## Goal:
Output the data below in full, character for character.

▶

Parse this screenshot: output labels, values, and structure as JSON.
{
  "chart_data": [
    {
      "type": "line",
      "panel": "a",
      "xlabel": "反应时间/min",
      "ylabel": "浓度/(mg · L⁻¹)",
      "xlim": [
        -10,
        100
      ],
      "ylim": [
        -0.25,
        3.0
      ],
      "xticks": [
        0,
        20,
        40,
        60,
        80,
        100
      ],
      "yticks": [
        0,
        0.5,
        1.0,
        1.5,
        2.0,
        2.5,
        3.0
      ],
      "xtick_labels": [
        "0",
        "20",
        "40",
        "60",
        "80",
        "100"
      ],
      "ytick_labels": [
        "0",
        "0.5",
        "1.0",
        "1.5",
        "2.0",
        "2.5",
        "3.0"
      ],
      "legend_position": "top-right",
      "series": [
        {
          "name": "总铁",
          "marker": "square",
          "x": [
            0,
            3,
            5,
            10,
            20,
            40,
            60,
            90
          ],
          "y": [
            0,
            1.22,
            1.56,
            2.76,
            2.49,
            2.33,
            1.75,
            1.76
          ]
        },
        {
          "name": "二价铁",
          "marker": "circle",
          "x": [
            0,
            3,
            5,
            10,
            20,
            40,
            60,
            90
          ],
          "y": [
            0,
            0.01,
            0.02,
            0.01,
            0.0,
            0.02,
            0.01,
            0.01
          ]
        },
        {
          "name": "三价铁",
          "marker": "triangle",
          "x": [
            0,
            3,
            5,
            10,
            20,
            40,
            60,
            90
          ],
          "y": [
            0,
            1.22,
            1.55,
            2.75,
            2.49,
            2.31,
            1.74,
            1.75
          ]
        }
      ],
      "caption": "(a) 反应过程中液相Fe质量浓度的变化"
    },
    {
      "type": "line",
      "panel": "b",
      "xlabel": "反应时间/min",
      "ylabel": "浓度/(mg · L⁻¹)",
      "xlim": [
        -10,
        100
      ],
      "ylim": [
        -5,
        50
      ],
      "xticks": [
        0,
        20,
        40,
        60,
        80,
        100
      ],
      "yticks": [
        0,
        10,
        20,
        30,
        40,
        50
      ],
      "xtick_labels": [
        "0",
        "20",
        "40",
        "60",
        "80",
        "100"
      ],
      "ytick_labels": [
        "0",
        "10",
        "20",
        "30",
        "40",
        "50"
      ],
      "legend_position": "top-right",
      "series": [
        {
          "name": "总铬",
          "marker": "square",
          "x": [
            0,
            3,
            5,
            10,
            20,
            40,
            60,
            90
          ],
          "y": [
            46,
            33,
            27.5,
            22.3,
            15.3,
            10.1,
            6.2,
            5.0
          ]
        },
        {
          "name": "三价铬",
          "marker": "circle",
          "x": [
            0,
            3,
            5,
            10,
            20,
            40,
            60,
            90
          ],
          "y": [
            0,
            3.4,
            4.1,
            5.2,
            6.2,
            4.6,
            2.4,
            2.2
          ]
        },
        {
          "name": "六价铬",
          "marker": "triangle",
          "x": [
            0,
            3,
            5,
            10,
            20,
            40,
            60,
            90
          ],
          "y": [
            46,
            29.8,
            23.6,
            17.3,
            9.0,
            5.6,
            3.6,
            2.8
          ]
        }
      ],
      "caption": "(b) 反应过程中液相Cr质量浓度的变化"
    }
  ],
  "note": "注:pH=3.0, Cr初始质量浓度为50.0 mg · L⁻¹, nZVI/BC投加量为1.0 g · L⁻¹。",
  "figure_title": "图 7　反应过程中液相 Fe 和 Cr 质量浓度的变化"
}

◀

## Solution to this problem:
Parse this screenshot: output labels, values, and structure as JSON.
{
  "chart_data": [
    {
      "type": "line",
      "panel": "a",
      "xlabel": "反应时间/min",
      "ylabel": "浓度/(mg · L⁻¹)",
      "xlim": [
        -10,
        100
      ],
      "ylim": [
        -0.25,
        3.0
      ],
      "xticks": [
        0,
        20,
        40,
        60,
        80,
        100
      ],
      "yticks": [
        0,
        0.5,
        1.0,
        1.5,
        2.0,
        2.5,
        3.0
      ],
      "xtick_labels": [
        "0",
        "20",
        "40",
        "60",
        "80",
        "100"
      ],
      "ytick_labels": [
        "0",
        "0.5",
        "1.0",
        "1.5",
        "2.0",
        "2.5",
        "3.0"
      ],
      "legend_position": "top-right",
      "series": [
        {
          "name": "总铁",
          "marker": "square",
          "x": [
            0,
            3,
            5,
            10,
            20,
            40,
            60,
            90
          ],
          "y": [
            0,
            1.22,
            1.56,
            2.76,
            2.49,
            2.33,
            1.75,
            1.76
          ]
        },
        {
          "name": "二价铁",
          "marker": "circle",
          "x": [
            0,
            3,
            5,
            10,
            20,
            40,
            60,
            90
          ],
          "y": [
            0,
            0.01,
            0.02,
            0.01,
            0.0,
            0.02,
            0.01,
            0.01
          ]
        },
        {
          "name": "三价铁",
          "marker": "triangle",
          "x": [
            0,
            3,
            5,
            10,
            20,
            40,
            60,
            90
          ],
          "y": [
            0,
            1.22,
            1.55,
            2.75,
            2.49,
            2.31,
            1.74,
            1.75
          ]
        }
      ],
      "caption": "(a) 反应过程中液相Fe质量浓度的变化"
    },
    {
      "type": "line",
      "panel": "b",
      "xlabel": "反应时间/min",
      "ylabel": "浓度/(mg · L⁻¹)",
      "xlim": [
        -10,
        100
      ],
      "ylim": [
        -5,
        50
      ],
      "xticks": [
        0,
        20,
        40,
        60,
        80,
        100
      ],
      "yticks": [
        0,
        10,
        20,
        30,
        40,
        50
      ],
      "xtick_labels": [
        "0",
        "20",
        "40",
        "60",
        "80",
        "100"
      ],
      "ytick_labels": [
        "0",
        "10",
        "20",
        "30",
        "40",
        "50"
      ],
      "legend_position": "top-right",
      "series": [
        {
          "name": "总铬",
          "marker": "square",
          "x": [
            0,
            3,
            5,
            10,
            20,
            40,
            60,
            90
          ],
          "y": [
            46,
            33,
            27.5,
            22.3,
            15.3,
            10.1,
            6.2,
            5.0
          ]
        },
        {
          "name": "三价铬",
          "marker": "circle",
          "x": [
            0,
            3,
            5,
            10,
            20,
            40,
            60,
            90
          ],
          "y": [
            0,
            3.4,
            4.1,
            5.2,
            6.2,
            4.6,
            2.4,
            2.2
          ]
        },
        {
          "name": "六价铬",
          "marker": "triangle",
          "x": [
            0,
            3,
            5,
            10,
            20,
            40,
            60,
            90
          ],
          "y": [
            46,
            29.8,
            23.6,
            17.3,
            9.0,
            5.6,
            3.6,
            2.8
          ]
        }
      ],
      "caption": "(b) 反应过程中液相Cr质量浓度的变化"
    }
  ],
  "note": "注:pH=3.0, Cr初始质量浓度为50.0 mg · L⁻¹, nZVI/BC投加量为1.0 g · L⁻¹。",
  "figure_title": "图 7　反应过程中液相 Fe 和 Cr 质量浓度的变化"
}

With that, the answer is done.